■ **Excerpted text**:
::::
First they told us the planes would cost only $9 or 10 billion. Then they said $15 or 16 billion and they stuck to that one right through the election even though the figure they gave to Kevin Page, the Parliamentary Budget Officer, in March 2011 was nearly $18 billion.
Oh well, what’s a billion dollars here or there in an election, eh?
Then, when the Auditor General raised an eyebrow (and a whole lot
of questions) in March of this year, the Department of National Defence said: Oh, by the way, we didn’t count the cost of keeping the F-35 in the air – you know little things; like pilots and gas.
Peter MacKay, who should know – after all he’s the Minister in charge – confirmed this by saying the Government had the “real” figure all along. Just add 10 billion to the 15 billion dollar cost of acquiring the jets and Bob’s your uncle.
Oh, and by the way, said Associate Defence Minister Julian Fantino, pay no attention to Norway’s Rear Admiral Roksund. He told the Standing Committee on Defence that Norway is planning to pay, for acquiring and operating the same plane, exactly double the Harper Government’s $25 billion estimate.
In early April 2012, at the Summit of the Americas, Mr Harper himself dug the hole a little deeper. He said that the figures his Government used publicly were only for the acquisition of the F-35s.
“Other numbers cited, obviously have to do not just with the acquisition of the F-35, but operations of the F-35. In terms of our numbers,” the PM said, “I’ve been very clear.”
Problem is, none of this is true. The government’s estimates are still absurdly low. The DND confessed to Mr Page they couldn’t provide a rationale for the figures they gave him. And the government’s own figures for the cost of the plane – made public in the Budget Officer’s report before the election – include both acquisition and operations.
::::
■ **Work to complete**:
• 1. Name every public official the F-35 cost text mentions by name.
• 2. Copy the F-35 cost text from "Peter MacKay, who" to "Government’s $25 billion estimate.".
The listing below comes from a separate, unrelated source.

■ **Supplied data**:
::::
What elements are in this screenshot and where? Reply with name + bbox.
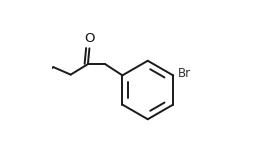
::::
■ **Answers to the problems**:
• 1. Kevin Page, Peter MacKay, Julian Fantino, Rear Admiral Roksund, Mr Harper

• 2.
Peter MacKay, who should know – after all he’s the Minister in charge – confirmed this by saying the Government had the “real” figure all along. Just add 10 billion to the 15 billion dollar cost of acquiring the jets and Bob’s your uncle.
Oh, and by the way, said Associate Defence Minister Julian Fantino, pay no attention to Norway’s Rear Admiral Roksund. He told the Standing Committee on Defence that Norway is planning to pay, for acquiring and operating the same plane, exactly double the Harper Government’s $25 billion estimate.